*Dataset extract*:

— Begin —

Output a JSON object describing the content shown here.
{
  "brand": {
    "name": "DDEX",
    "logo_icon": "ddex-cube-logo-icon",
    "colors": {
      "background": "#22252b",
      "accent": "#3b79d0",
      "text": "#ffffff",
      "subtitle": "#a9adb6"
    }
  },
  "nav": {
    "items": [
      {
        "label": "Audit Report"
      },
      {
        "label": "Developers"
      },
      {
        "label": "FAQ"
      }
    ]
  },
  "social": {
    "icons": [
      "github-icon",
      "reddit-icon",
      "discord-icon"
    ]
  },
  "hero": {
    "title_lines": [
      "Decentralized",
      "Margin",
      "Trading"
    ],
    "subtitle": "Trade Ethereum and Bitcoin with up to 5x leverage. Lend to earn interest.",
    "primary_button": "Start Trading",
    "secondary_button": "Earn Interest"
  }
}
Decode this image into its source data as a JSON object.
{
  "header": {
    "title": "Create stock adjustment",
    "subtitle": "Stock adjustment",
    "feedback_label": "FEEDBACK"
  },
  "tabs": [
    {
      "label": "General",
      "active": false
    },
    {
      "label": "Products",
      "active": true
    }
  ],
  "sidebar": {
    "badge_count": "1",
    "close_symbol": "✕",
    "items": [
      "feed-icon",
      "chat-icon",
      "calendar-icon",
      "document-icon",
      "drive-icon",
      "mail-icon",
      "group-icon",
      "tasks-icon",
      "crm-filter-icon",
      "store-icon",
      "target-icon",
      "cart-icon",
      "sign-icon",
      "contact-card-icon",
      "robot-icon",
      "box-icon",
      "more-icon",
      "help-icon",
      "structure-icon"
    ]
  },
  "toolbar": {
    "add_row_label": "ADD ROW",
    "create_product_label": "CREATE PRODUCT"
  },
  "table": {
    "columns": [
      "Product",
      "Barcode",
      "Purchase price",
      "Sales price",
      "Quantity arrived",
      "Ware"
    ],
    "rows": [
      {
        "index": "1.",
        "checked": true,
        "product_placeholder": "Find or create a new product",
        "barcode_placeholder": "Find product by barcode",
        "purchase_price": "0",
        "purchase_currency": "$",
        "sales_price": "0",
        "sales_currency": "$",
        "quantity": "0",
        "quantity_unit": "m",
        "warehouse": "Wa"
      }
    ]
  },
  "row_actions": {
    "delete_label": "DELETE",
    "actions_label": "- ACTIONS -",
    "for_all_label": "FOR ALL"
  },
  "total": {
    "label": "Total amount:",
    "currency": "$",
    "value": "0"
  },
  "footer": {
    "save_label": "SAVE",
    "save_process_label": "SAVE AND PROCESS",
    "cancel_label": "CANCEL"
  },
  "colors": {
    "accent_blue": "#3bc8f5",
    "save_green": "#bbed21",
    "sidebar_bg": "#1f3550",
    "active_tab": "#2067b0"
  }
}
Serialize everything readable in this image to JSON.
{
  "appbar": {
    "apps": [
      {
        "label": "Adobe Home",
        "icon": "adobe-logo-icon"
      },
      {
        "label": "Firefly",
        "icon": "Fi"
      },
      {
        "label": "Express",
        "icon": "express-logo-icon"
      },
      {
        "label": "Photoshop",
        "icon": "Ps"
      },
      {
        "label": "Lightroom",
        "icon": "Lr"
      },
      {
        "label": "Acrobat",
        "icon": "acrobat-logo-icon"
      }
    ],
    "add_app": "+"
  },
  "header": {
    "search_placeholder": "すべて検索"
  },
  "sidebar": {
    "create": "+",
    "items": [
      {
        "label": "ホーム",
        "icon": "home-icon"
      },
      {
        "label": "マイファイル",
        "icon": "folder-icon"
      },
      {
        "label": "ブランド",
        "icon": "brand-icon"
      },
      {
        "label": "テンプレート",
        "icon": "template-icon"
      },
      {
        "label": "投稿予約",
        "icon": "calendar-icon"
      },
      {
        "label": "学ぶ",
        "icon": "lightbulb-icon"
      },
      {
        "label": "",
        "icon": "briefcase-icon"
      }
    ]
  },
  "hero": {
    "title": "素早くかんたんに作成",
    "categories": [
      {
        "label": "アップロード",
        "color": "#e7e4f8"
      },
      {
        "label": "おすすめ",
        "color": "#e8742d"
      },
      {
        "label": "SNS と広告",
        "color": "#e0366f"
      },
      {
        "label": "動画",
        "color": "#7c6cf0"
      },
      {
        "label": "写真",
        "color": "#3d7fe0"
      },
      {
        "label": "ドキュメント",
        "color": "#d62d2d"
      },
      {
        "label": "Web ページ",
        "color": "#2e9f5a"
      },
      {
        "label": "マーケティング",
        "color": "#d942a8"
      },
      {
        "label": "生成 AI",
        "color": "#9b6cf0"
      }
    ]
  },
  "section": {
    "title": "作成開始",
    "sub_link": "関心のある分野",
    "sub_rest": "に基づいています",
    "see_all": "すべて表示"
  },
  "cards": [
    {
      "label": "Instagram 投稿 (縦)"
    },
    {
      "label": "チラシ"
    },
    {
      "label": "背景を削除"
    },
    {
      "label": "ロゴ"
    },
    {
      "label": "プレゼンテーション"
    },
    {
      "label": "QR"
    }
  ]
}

— End —

*Written task*:
Your task is to retype all of the records exactly.

*Task answer*:
Output a JSON object describing the content shown here.
{
  "brand": {
    "name": "DDEX",
    "logo_icon": "ddex-cube-logo-icon",
    "colors": {
      "background": "#22252b",
      "accent": "#3b79d0",
      "text": "#ffffff",
      "subtitle": "#a9adb6"
    }
  },
  "nav": {
    "items": [
      {
        "label": "Audit Report"
      },
      {
        "label": "Developers"
      },
      {
        "label": "FAQ"
      }
    ]
  },
  "social": {
    "icons": [
      "github-icon",
      "reddit-icon",
      "discord-icon"
    ]
  },
  "hero": {
    "title_lines": [
      "Decentralized",
      "Margin",
      "Trading"
    ],
    "subtitle": "Trade Ethereum and Bitcoin with up to 5x leverage. Lend to earn interest.",
    "primary_button": "Start Trading",
    "secondary_button": "Earn Interest"
  }
}
Decode this image into its source data as a JSON object.
{
  "header": {
    "title": "Create stock adjustment",
    "subtitle": "Stock adjustment",
    "feedback_label": "FEEDBACK"
  },
  "tabs": [
    {
      "label": "General",
      "active": false
    },
    {
      "label": "Products",
      "active": true
    }
  ],
  "sidebar": {
    "badge_count": "1",
    "close_symbol": "✕",
    "items": [
      "feed-icon",
      "chat-icon",
      "calendar-icon",
      "document-icon",
      "drive-icon",
      "mail-icon",
      "group-icon",
      "tasks-icon",
      "crm-filter-icon",
      "store-icon",
      "target-icon",
      "cart-icon",
      "sign-icon",
      "contact-card-icon",
      "robot-icon",
      "box-icon",
      "more-icon",
      "help-icon",
      "structure-icon"
    ]
  },
  "toolbar": {
    "add_row_label": "ADD ROW",
    "create_product_label": "CREATE PRODUCT"
  },
  "table": {
    "columns": [
      "Product",
      "Barcode",
      "Purchase price",
      "Sales price",
      "Quantity arrived",
      "Ware"
    ],
    "rows": [
      {
        "index": "1.",
        "checked": true,
        "product_placeholder": "Find or create a new product",
        "barcode_placeholder": "Find product by barcode",
        "purchase_price": "0",
        "purchase_currency": "$",
        "sales_price": "0",
        "sales_currency": "$",
        "quantity": "0",
        "quantity_unit": "m",
        "warehouse": "Wa"
      }
    ]
  },
  "row_actions": {
    "delete_label": "DELETE",
    "actions_label": "- ACTIONS -",
    "for_all_label": "FOR ALL"
  },
  "total": {
    "label": "Total amount:",
    "currency": "$",
    "value": "0"
  },
  "footer": {
    "save_label": "SAVE",
    "save_process_label": "SAVE AND PROCESS",
    "cancel_label": "CANCEL"
  },
  "colors": {
    "accent_blue": "#3bc8f5",
    "save_green": "#bbed21",
    "sidebar_bg": "#1f3550",
    "active_tab": "#2067b0"
  }
}
Serialize everything readable in this image to JSON.
{
  "appbar": {
    "apps": [
      {
        "label": "Adobe Home",
        "icon": "adobe-logo-icon"
      },
      {
        "label": "Firefly",
        "icon": "Fi"
      },
      {
        "label": "Express",
        "icon": "express-logo-icon"
      },
      {
        "label": "Photoshop",
        "icon": "Ps"
      },
      {
        "label": "Lightroom",
        "icon": "Lr"
      },
      {
        "label": "Acrobat",
        "icon": "acrobat-logo-icon"
      }
    ],
    "add_app": "+"
  },
  "header": {
    "search_placeholder": "すべて検索"
  },
  "sidebar": {
    "create": "+",
    "items": [
      {
        "label": "ホーム",
        "icon": "home-icon"
      },
      {
        "label": "マイファイル",
        "icon": "folder-icon"
      },
      {
        "label": "ブランド",
        "icon": "brand-icon"
      },
      {
        "label": "テンプレート",
        "icon": "template-icon"
      },
      {
        "label": "投稿予約",
        "icon": "calendar-icon"
      },
      {
        "label": "学ぶ",
        "icon": "lightbulb-icon"
      },
      {
        "label": "",
        "icon": "briefcase-icon"
      }
    ]
  },
  "hero": {
    "title": "素早くかんたんに作成",
    "categories": [
      {
        "label": "アップロード",
        "color": "#e7e4f8"
      },
      {
        "label": "おすすめ",
        "color": "#e8742d"
      },
      {
        "label": "SNS と広告",
        "color": "#e0366f"
      },
      {
        "label": "動画",
        "color": "#7c6cf0"
      },
      {
        "label": "写真",
        "color": "#3d7fe0"
      },
      {
        "label": "ドキュメント",
        "color": "#d62d2d"
      },
      {
        "label": "Web ページ",
        "color": "#2e9f5a"
      },
      {
        "label": "マーケティング",
        "color": "#d942a8"
      },
      {
        "label": "生成 AI",
        "color": "#9b6cf0"
      }
    ]
  },
  "section": {
    "title": "作成開始",
    "sub_link": "関心のある分野",
    "sub_rest": "に基づいています",
    "see_all": "すべて表示"
  },
  "cards": [
    {
      "label": "Instagram 投稿 (縦)"
    },
    {
      "label": "チラシ"
    },
    {
      "label": "背景を削除"
    },
    {
      "label": "ロゴ"
    },
    {
      "label": "プレゼンテーション"
    },
    {
      "label": "QR"
    }
  ]
}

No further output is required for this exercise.